*Given task*
Identify the lines holding "responsible" and copy them.

╭──

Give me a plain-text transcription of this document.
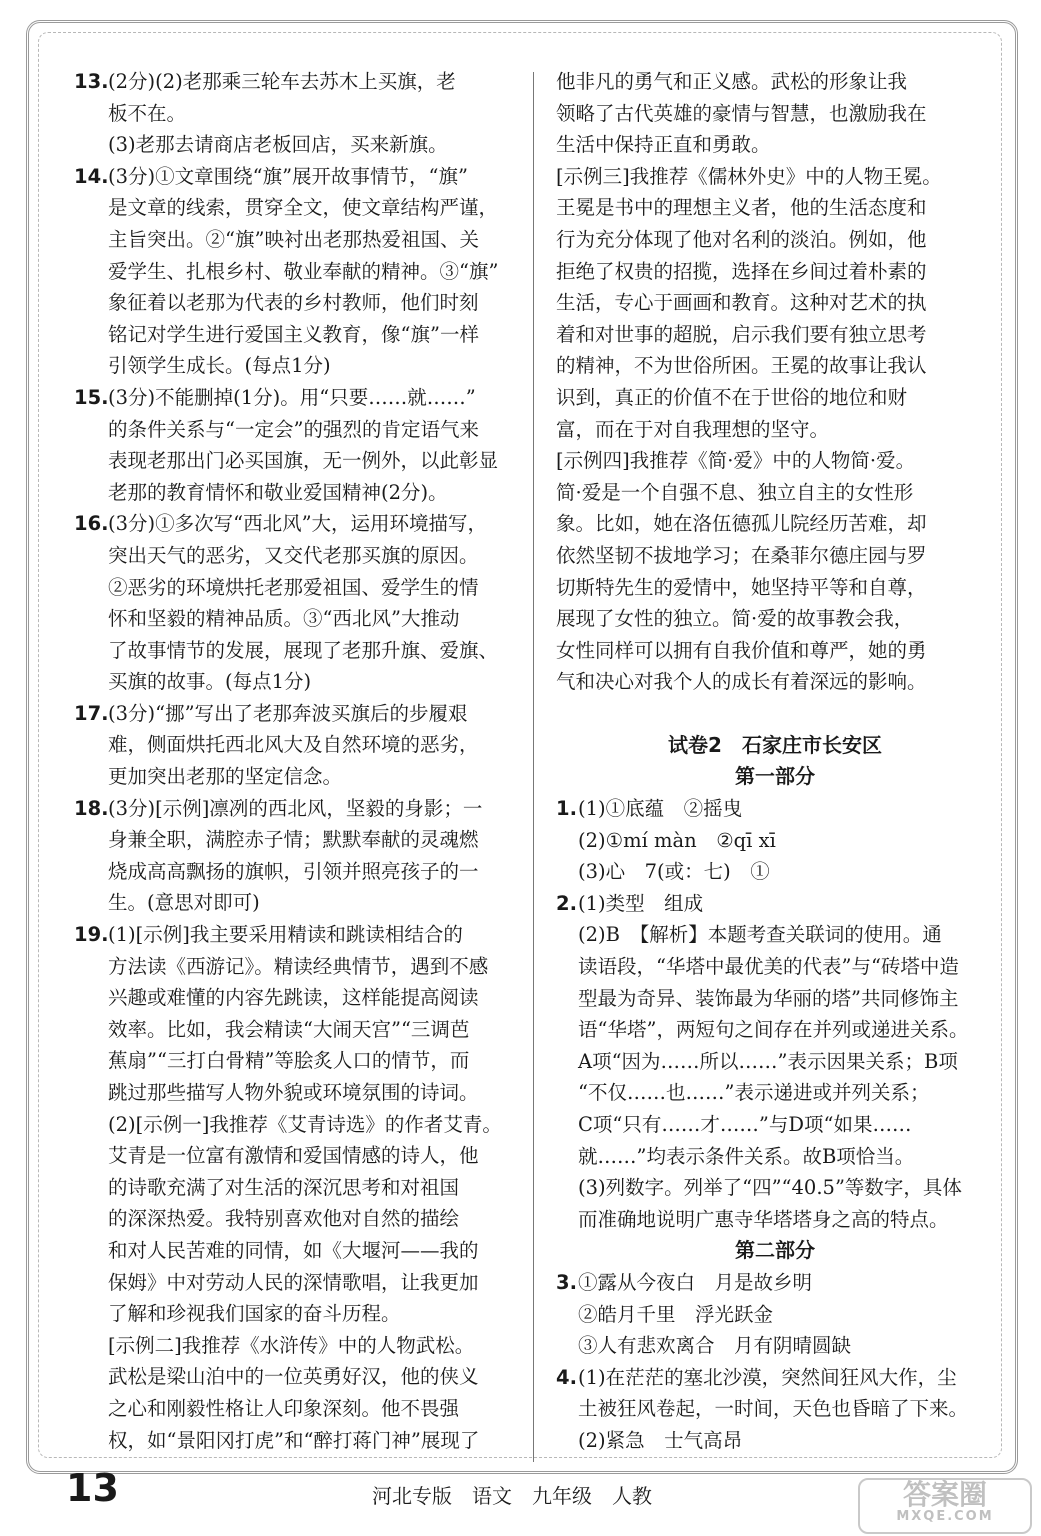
13.(2分)(2)老那乘三轮车去苏木上买旗，老

板不在。

(3)老那去请商店老板回店，买来新旗。

14.(3分)①文章围绕“旗”展开故事情节，“旗”

是文章的线索，贯穿全文，使文章结构严谨，

主旨突出。②“旗”映衬出老那热爱祖国、关

爱学生、扎根乡村、敬业奉献的精神。③“旗”

象征着以老那为代表的乡村教师，他们时刻

铭记对学生进行爱国主义教育，像“旗”一样

引领学生成长。(每点1分)

15.(3分)不能删掉(1分)。用“只要……就……”

的条件关系与“一定会”的强烈的肯定语气来

表现老那出门必买国旗，无一例外，以此彰显

老那的教育情怀和敬业爱国精神(2分)。

16.(3分)①多次写“西北风”大，运用环境描写，

突出天气的恶劣，又交代老那买旗的原因。

②恶劣的环境烘托老那爱祖国、爱学生的情

怀和坚毅的精神品质。③“西北风”大推动

了故事情节的发展，展现了老那升旗、爱旗、

买旗的故事。(每点1分)

17.(3分)“挪”写出了老那奔波买旗后的步履艰

难，侧面烘托西北风大及自然环境的恶劣，

更加突出老那的坚定信念。

18.(3分)[示例]凛冽的西北风，坚毅的身影；一

身兼全职，满腔赤子情；默默奉献的灵魂燃

烧成高高飘扬的旗帜，引领并照亮孩子的一

生。(意思对即可)

19.(1)[示例]我主要采用精读和跳读相结合的

方法读《西游记》。精读经典情节，遇到不感

兴趣或难懂的内容先跳读，这样能提高阅读

效率。比如，我会精读“大闹天宫”“三调芭

蕉扇”“三打白骨精”等脍炙人口的情节，而

跳过那些描写人物外貌或环境氛围的诗词。

(2)[示例一]我推荐《艾青诗选》的作者艾青。

艾青是一位富有激情和爱国情感的诗人，他

的诗歌充满了对生活的深沉思考和对祖国

的深深热爱。我特别喜欢他对自然的描绘

和对人民苦难的同情，如《大堰河——我的

保姆》中对劳动人民的深情歌唱，让我更加

了解和珍视我们国家的奋斗历程。

[示例二]我推荐《水浒传》中的人物武松。

武松是梁山泊中的一位英勇好汉，他的侠义

之心和刚毅性格让人印象深刻。他不畏强

权，如“景阳冈打虎”和“醉打蒋门神”展现了

他非凡的勇气和正义感。武松的形象让我

领略了古代英雄的豪情与智慧，也激励我在

生活中保持正直和勇敢。

[示例三]我推荐《儒林外史》中的人物王冕。

王冕是书中的理想主义者，他的生活态度和

行为充分体现了他对名利的淡泊。例如，他

拒绝了权贵的招揽，选择在乡间过着朴素的

生活，专心于画画和教育。这种对艺术的执

着和对世事的超脱，启示我们要有独立思考

的精神，不为世俗所困。王冕的故事让我认

识到，真正的价值不在于世俗的地位和财

富，而在于对自我理想的坚守。

[示例四]我推荐《简·爱》中的人物简·爱。

简·爱是一个自强不息、独立自主的女性形

象。比如，她在洛伍德孤儿院经历苦难，却

依然坚韧不拔地学习；在桑菲尔德庄园与罗

切斯特先生的爱情中，她坚持平等和自尊，

展现了女性的独立。简·爱的故事教会我，

女性同样可以拥有自我价值和尊严，她的勇

气和决心对我个人的成长有着深远的影响。

试卷2　石家庄市长安区

第一部分

1.(1)①底蕴　②摇曳

(2)①mí màn　②qī xī

(3)心　7(或：七)　①

2.(1)类型　组成

(2)B　【解析】本题考查关联词的使用。通

读语段，“华塔中最优美的代表”与“砖塔中造

型最为奇异、装饰最为华丽的塔”共同修饰主

语“华塔”，两短句之间存在并列或递进关系。

A项“因为……所以……”表示因果关系；B项

“不仅……也……”表示递进或并列关系；

C项“只有……才……”与D项“如果……

就……”均表示条件关系。故B项恰当。

(3)列数字。列举了“四”“40.5”等数字，具体

而准确地说明广惠寺华塔塔身之高的特点。

第二部分

3.①露从今夜白　月是故乡明

②皓月千里　浮光跃金

③人有悲欢离合　月有阴晴圆缺

4.(1)在茫茫的塞北沙漠，突然间狂风大作，尘

土被狂风卷起，一时间，天色也昏暗了下来。

(2)紧急　士气高昂

13	河北专版　语文　九年级　人教	答案圈
MXQE.COM
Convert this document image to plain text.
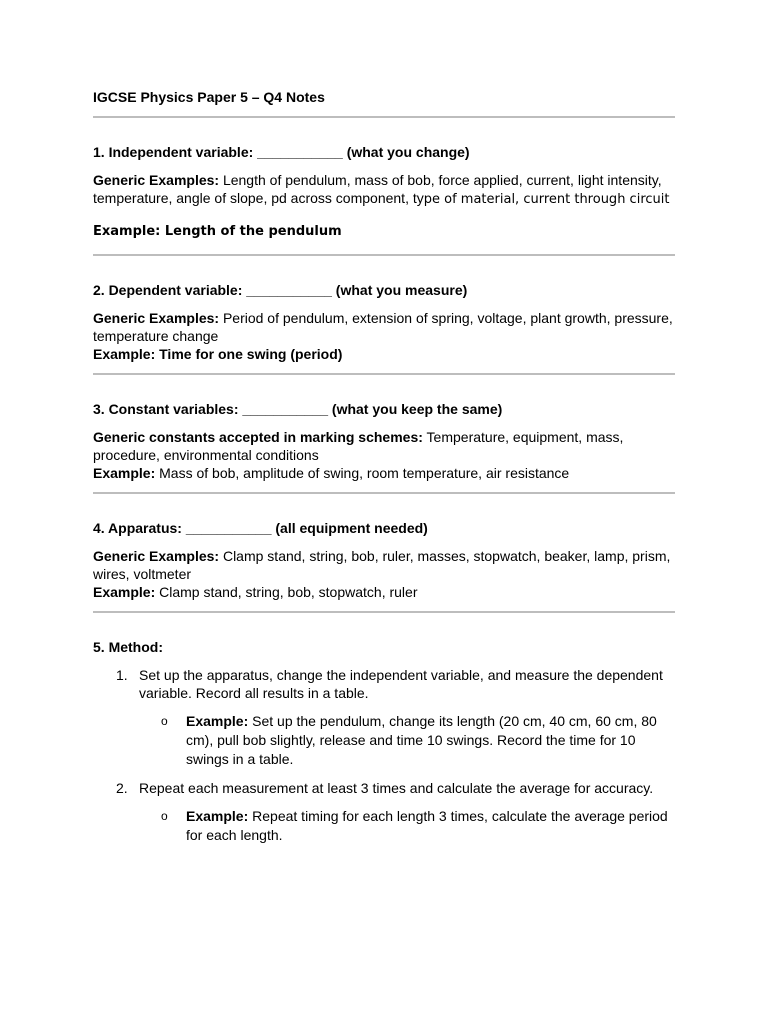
IGCSE Physics Paper 5 – Q4 Notes

1. Independent variable: ___________ (what you change)

Generic Examples: Length of pendulum, mass of bob, force applied, current, light intensity, temperature, angle of slope, pd across component, type of material, current through circuit

Example: Length of the pendulum

2. Dependent variable: ___________ (what you measure)

Generic Examples: Period of pendulum, extension of spring, voltage, plant growth, pressure, temperature change

Example: Time for one swing (period)

3. Constant variables: ___________ (what you keep the same)

Generic constants accepted in marking schemes: Temperature, equipment, mass, procedure, environmental conditions

Example: Mass of bob, amplitude of swing, room temperature, air resistance

4. Apparatus: ___________ (all equipment needed)

Generic Examples: Clamp stand, string, bob, ruler, masses, stopwatch, beaker, lamp, prism, wires, voltmeter

Example: Clamp stand, string, bob, stopwatch, ruler

5. Method:

1. Set up the apparatus, change the independent variable, and measure the dependent variable. Record all results in a table.
o Example: Set up the pendulum, change its length (20 cm, 40 cm, 60 cm, 80 cm), pull bob slightly, release and time 10 swings. Record the time for 10 swings in a table.
2. Repeat each measurement at least 3 times and calculate the average for accuracy.
o Example: Repeat timing for each length 3 times, calculate the average period for each length.
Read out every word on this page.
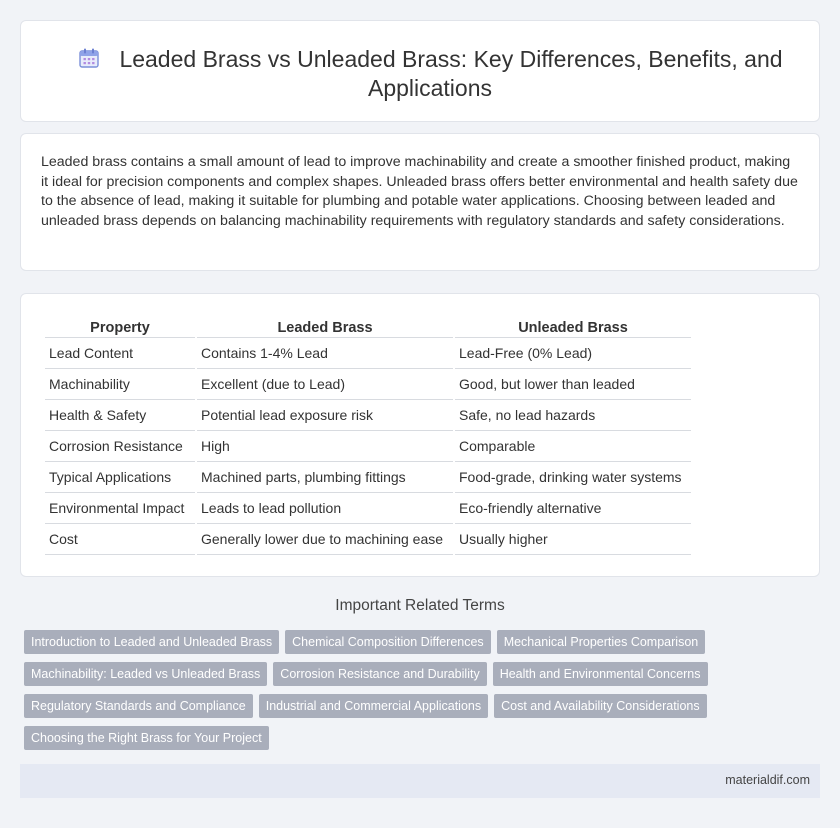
Leaded Brass vs Unleaded Brass: Key Differences, Benefits, and Applications

Leaded brass contains a small amount of lead to improve machinability and create a smoother finished product, making it ideal for precision components and complex shapes. Unleaded brass offers better environmental and health safety due to the absence of lead, making it suitable for plumbing and potable water applications. Choosing between leaded and unleaded brass depends on balancing machinability requirements with regulatory standards and safety considerations.

Property	Leaded Brass	Unleaded Brass
Lead Content	Contains 1-4% Lead	Lead-Free (0% Lead)
Machinability	Excellent (due to Lead)	Good, but lower than leaded
Health & Safety	Potential lead exposure risk	Safe, no lead hazards
Corrosion Resistance	High	Comparable
Typical Applications	Machined parts, plumbing fittings	Food-grade, drinking water systems
Environmental Impact	Leads to lead pollution	Eco-friendly alternative
Cost	Generally lower due to machining ease	Usually higher
Important Related Terms
Introduction to Leaded and Unleaded Brass	Chemical Composition Differences	Mechanical Properties Comparison
Machinability: Leaded vs Unleaded Brass	Corrosion Resistance and Durability	Health and Environmental Concerns
Regulatory Standards and Compliance	Industrial and Commercial Applications	Cost and Availability Considerations
Choosing the Right Brass for Your Project
materialdif.com
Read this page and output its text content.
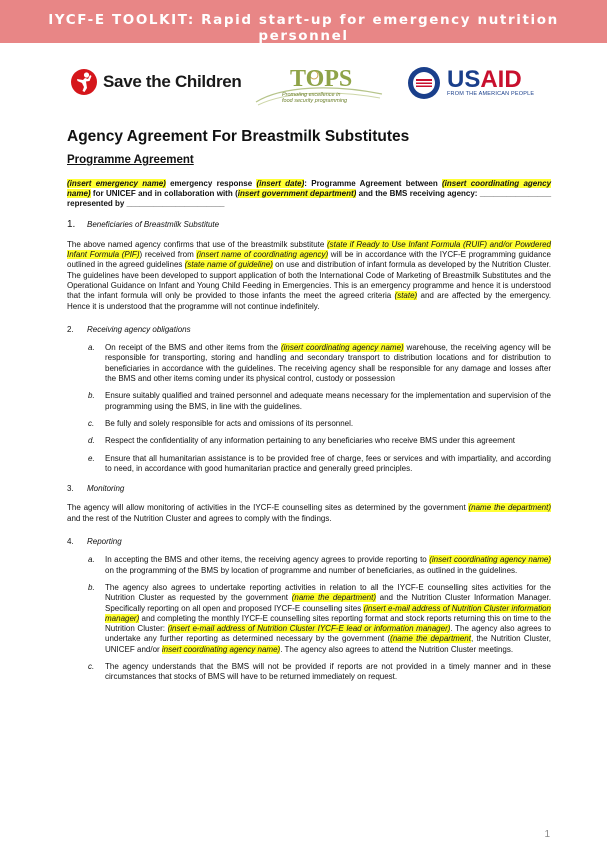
IYCF-E TOOLKIT: Rapid start-up for emergency nutrition personnel
Save the Children TOPS
Promoting excellence in food security programming
USAID
FROM THE AMERICAN PEOPLE
Agency Agreement For Breastmilk Substitutes
Programme Agreement

(insert emergency name) emergency response (insert date): Programme Agreement between (insert coordinating agency name) for UNICEF and in collaboration with (insert government department) and the BMS receiving agency: ________________ represented by ______________________

1. Beneficiaries of Breastmilk Substitute

The above named agency confirms that use of the breastmilk substitute (state if Ready to Use Infant Formula (RUIF) and/or Powdered Infant Formula (PIF)) received from (insert name of coordinating agency) will be in accordance with the IYCF-E programming guidance outlined in the agreed guidelines (state name of guideline) on use and distribution of infant formula as developed by the Nutrition Cluster. The guidelines have been developed to support application of both the International Code of Marketing of Breastmilk Substitutes and the Operational Guidance on Infant and Young Child Feeding in Emergencies. This is an emergency programme and hence it is understood that the infant formula will only be provided to those infants the meet the agreed criteria (state) and are affected by the emergency. Hence it is understood that the programme will not continue indefinitely.

2. Receiving agency obligations
a. On receipt of the BMS and other items from the (insert coordinating agency name) warehouse, the receiving agency will be responsible for transporting, storing and handling and secondary transport to distribution locations and for distribution to beneficiaries in accordance with the guidelines. The receiving agency shall be responsible for any damage and losses after the BMS and other items coming under its physical control, custody or possession
b. Ensure suitably qualified and trained personnel and adequate means necessary for the implementation and supervision of the programming using the BMS, in line with the guidelines.
c. Be fully and solely responsible for acts and omissions of its personnel.
d. Respect the confidentiality of any information pertaining to any beneficiaries who receive BMS under this agreement
e. Ensure that all humanitarian assistance is to be provided free of charge, fees or services and with impartiality, and according to need, in accordance with good humanitarian practice and generally greed principles.
3. Monitoring

The agency will allow monitoring of activities in the IYCF-E counselling sites as determined by the government (name the department) and the rest of the Nutrition Cluster and agrees to comply with the findings.

4. Reporting
a. In accepting the BMS and other items, the receiving agency agrees to provide reporting to (insert coordinating agency name) on the programming of the BMS by location of programme and number of beneficiaries, as outlined in the guidelines.
b. The agency also agrees to undertake reporting activities in relation to all the IYCF-E counselling sites activities for the Nutrition Cluster as requested by the government (name the department) and the Nutrition Cluster Information Manager. Specifically reporting on all open and proposed IYCF-E counselling sites (insert e-mail address of Nutrition Cluster information manager) and completing the monthly IYCF-E counselling sites reporting format and stock reports returning this on time to the Nutrition Cluster: (insert e-mail address of Nutrition Cluster IYCF-E lead or information manager). The agency also agrees to undertake any further reporting as determined necessary by the government ((name the department, the Nutrition Cluster, UNICEF and/or insert coordinating agency name). The agency also agrees to attend the Nutrition Cluster meetings.
c. The agency understands that the BMS will not be provided if reports are not provided in a timely manner and in these circumstances that stocks of BMS will have to be returned immediately on request.
1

╰──

*Exercise output*
a. On receipt of the BMS and other items from the (insert coordinating agency name) warehouse, the receiving agency will be responsible for transporting, storing and handling and secondary transport to distribution locations and for distribution to beneficiaries in accordance with the guidelines. The receiving agency shall be responsible for any damage and losses after the BMS and other items coming under its physical control, custody or possession
c. Be fully and solely responsible for acts and omissions of its personnel.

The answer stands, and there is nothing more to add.